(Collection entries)

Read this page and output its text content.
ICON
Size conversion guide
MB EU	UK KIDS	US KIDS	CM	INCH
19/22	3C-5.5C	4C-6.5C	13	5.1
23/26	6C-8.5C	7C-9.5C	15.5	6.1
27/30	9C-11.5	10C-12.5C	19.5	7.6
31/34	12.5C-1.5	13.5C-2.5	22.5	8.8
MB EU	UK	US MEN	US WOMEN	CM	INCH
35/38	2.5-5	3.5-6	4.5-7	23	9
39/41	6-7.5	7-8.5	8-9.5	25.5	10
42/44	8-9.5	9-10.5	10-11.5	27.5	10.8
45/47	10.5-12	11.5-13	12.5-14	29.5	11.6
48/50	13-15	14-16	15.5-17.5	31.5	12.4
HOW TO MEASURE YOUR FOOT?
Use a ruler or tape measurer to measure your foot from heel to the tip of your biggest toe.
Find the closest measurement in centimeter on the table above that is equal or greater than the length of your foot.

### [SET PROBLEM]
Each record above should be returned exactly as it appears.

### [RESULT BELOW]
Read this page and output its text content.
ICON
Size conversion guide
MB EU	UK KIDS	US KIDS	CM	INCH
19/22	3C-5.5C	4C-6.5C	13	5.1
23/26	6C-8.5C	7C-9.5C	15.5	6.1
27/30	9C-11.5	10C-12.5C	19.5	7.6
31/34	12.5C-1.5	13.5C-2.5	22.5	8.8
MB EU	UK	US MEN	US WOMEN	CM	INCH
35/38	2.5-5	3.5-6	4.5-7	23	9
39/41	6-7.5	7-8.5	8-9.5	25.5	10
42/44	8-9.5	9-10.5	10-11.5	27.5	10.8
45/47	10.5-12	11.5-13	12.5-14	29.5	11.6
48/50	13-15	14-16	15.5-17.5	31.5	12.4
HOW TO MEASURE YOUR FOOT?
Use a ruler or tape measurer to measure your foot from heel to the tip of your biggest toe.
Find the closest measurement in centimeter on the table above that is equal or greater than the length of your foot.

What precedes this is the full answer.